:: Source records ::
*****
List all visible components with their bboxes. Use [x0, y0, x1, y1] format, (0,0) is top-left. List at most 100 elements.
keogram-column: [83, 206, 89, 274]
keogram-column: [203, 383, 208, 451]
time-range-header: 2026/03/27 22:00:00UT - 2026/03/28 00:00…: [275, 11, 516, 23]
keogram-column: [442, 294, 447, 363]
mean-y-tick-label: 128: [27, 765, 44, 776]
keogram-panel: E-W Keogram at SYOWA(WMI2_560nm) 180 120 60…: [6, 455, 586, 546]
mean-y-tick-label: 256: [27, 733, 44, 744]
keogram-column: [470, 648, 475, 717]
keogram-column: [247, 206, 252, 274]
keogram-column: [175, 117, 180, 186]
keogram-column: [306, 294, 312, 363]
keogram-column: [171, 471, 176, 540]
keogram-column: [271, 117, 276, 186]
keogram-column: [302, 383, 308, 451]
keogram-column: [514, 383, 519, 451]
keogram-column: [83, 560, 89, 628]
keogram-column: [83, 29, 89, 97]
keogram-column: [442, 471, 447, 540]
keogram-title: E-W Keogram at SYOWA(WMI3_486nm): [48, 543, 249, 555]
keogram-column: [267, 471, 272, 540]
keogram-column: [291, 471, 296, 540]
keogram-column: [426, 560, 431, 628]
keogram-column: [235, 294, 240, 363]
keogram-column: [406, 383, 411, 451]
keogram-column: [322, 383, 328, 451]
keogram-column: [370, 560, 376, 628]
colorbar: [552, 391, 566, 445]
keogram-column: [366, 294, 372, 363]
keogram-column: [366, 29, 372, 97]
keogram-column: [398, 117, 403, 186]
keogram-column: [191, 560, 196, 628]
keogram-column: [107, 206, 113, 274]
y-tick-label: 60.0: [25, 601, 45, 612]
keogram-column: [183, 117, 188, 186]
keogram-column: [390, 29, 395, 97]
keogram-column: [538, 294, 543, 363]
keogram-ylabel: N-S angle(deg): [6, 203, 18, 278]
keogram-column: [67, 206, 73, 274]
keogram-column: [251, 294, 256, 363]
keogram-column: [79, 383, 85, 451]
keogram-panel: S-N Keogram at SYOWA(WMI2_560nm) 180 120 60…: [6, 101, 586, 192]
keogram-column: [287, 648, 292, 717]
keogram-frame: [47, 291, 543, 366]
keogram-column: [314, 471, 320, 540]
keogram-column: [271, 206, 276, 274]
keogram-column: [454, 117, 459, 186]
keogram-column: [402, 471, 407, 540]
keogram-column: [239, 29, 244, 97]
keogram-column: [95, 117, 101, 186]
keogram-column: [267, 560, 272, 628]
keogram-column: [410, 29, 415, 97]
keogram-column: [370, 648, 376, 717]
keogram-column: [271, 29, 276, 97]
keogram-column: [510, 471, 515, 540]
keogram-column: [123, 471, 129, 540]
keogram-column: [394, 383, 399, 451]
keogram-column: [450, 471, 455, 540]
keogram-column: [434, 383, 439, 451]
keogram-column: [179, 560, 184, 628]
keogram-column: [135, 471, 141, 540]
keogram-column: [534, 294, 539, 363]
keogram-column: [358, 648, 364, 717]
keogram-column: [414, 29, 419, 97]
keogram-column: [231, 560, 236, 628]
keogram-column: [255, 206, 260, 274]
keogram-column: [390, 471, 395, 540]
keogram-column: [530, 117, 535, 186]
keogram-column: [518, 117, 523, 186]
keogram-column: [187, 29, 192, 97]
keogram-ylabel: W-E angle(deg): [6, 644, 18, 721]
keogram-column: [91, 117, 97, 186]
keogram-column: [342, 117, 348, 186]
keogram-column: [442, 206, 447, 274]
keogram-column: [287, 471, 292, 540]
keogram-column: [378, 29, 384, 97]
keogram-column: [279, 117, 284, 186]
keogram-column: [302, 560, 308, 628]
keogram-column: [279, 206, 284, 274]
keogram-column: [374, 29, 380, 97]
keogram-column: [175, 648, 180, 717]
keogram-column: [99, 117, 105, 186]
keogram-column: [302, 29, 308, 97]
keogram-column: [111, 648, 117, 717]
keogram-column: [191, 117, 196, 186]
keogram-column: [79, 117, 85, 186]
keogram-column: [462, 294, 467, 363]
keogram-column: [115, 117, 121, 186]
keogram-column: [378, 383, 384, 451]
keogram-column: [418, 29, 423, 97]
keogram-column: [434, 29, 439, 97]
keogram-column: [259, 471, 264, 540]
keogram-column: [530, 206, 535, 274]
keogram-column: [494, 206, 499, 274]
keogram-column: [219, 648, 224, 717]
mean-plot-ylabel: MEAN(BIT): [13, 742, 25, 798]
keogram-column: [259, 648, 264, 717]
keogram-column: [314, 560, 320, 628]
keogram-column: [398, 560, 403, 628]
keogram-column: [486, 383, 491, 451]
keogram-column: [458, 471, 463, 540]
*****
:: Written exercise ::
Write out every line of the data above verbatim, altering nothing.

:: The response ::
List all visible components with their bboxes. Use [x0, y0, x1, y1] format, (0,0) is top-left. List at most 100 elements.
keogram-column: [83, 206, 89, 274]
keogram-column: [203, 383, 208, 451]
time-range-header: 2026/03/27 22:00:00UT - 2026/03/28 00:00…: [275, 11, 516, 23]
keogram-column: [442, 294, 447, 363]
mean-y-tick-label: 128: [27, 765, 44, 776]
keogram-panel: E-W Keogram at SYOWA(WMI2_560nm) 180 120 60…: [6, 455, 586, 546]
mean-y-tick-label: 256: [27, 733, 44, 744]
keogram-column: [470, 648, 475, 717]
keogram-column: [247, 206, 252, 274]
keogram-column: [175, 117, 180, 186]
keogram-column: [306, 294, 312, 363]
keogram-column: [171, 471, 176, 540]
keogram-column: [271, 117, 276, 186]
keogram-column: [302, 383, 308, 451]
keogram-column: [514, 383, 519, 451]
keogram-column: [83, 560, 89, 628]
keogram-column: [83, 29, 89, 97]
keogram-column: [442, 471, 447, 540]
keogram-title: E-W Keogram at SYOWA(WMI3_486nm): [48, 543, 249, 555]
keogram-column: [267, 471, 272, 540]
keogram-column: [291, 471, 296, 540]
keogram-column: [426, 560, 431, 628]
keogram-column: [235, 294, 240, 363]
keogram-column: [406, 383, 411, 451]
keogram-column: [322, 383, 328, 451]
keogram-column: [370, 560, 376, 628]
colorbar: [552, 391, 566, 445]
keogram-column: [366, 294, 372, 363]
keogram-column: [366, 29, 372, 97]
keogram-column: [398, 117, 403, 186]
keogram-column: [191, 560, 196, 628]
keogram-column: [107, 206, 113, 274]
y-tick-label: 60.0: [25, 601, 45, 612]
keogram-column: [183, 117, 188, 186]
keogram-column: [390, 29, 395, 97]
keogram-column: [538, 294, 543, 363]
keogram-ylabel: N-S angle(deg): [6, 203, 18, 278]
keogram-column: [67, 206, 73, 274]
keogram-column: [251, 294, 256, 363]
keogram-column: [79, 383, 85, 451]
keogram-panel: S-N Keogram at SYOWA(WMI2_560nm) 180 120 60…: [6, 101, 586, 192]
keogram-column: [287, 648, 292, 717]
keogram-frame: [47, 291, 543, 366]
keogram-column: [314, 471, 320, 540]
keogram-column: [271, 206, 276, 274]
keogram-column: [454, 117, 459, 186]
keogram-column: [402, 471, 407, 540]
keogram-column: [239, 29, 244, 97]
keogram-column: [95, 117, 101, 186]
keogram-column: [267, 560, 272, 628]
keogram-column: [410, 29, 415, 97]
keogram-column: [370, 648, 376, 717]
keogram-column: [271, 29, 276, 97]
keogram-column: [510, 471, 515, 540]
keogram-column: [123, 471, 129, 540]
keogram-column: [394, 383, 399, 451]
keogram-column: [450, 471, 455, 540]
keogram-column: [434, 383, 439, 451]
keogram-column: [179, 560, 184, 628]
keogram-column: [135, 471, 141, 540]
keogram-column: [534, 294, 539, 363]
keogram-column: [358, 648, 364, 717]
keogram-column: [414, 29, 419, 97]
keogram-column: [231, 560, 236, 628]
keogram-column: [255, 206, 260, 274]
keogram-column: [390, 471, 395, 540]
keogram-column: [530, 117, 535, 186]
keogram-column: [518, 117, 523, 186]
keogram-column: [187, 29, 192, 97]
keogram-ylabel: W-E angle(deg): [6, 644, 18, 721]
keogram-column: [91, 117, 97, 186]
keogram-column: [342, 117, 348, 186]
keogram-column: [442, 206, 447, 274]
keogram-column: [287, 471, 292, 540]
keogram-column: [378, 29, 384, 97]
keogram-column: [279, 117, 284, 186]
keogram-column: [302, 560, 308, 628]
keogram-column: [279, 206, 284, 274]
keogram-column: [374, 29, 380, 97]
keogram-column: [175, 648, 180, 717]
keogram-column: [99, 117, 105, 186]
keogram-column: [302, 29, 308, 97]
keogram-column: [111, 648, 117, 717]
keogram-column: [191, 117, 196, 186]
keogram-column: [79, 117, 85, 186]
keogram-column: [462, 294, 467, 363]
keogram-column: [115, 117, 121, 186]
keogram-column: [378, 383, 384, 451]
keogram-column: [418, 29, 423, 97]
keogram-column: [434, 29, 439, 97]
keogram-column: [259, 471, 264, 540]
keogram-column: [530, 206, 535, 274]
keogram-column: [494, 206, 499, 274]
keogram-column: [219, 648, 224, 717]
mean-plot-ylabel: MEAN(BIT): [13, 742, 25, 798]
keogram-column: [259, 648, 264, 717]
keogram-column: [314, 560, 320, 628]
keogram-column: [398, 560, 403, 628]
keogram-column: [486, 383, 491, 451]
keogram-column: [458, 471, 463, 540]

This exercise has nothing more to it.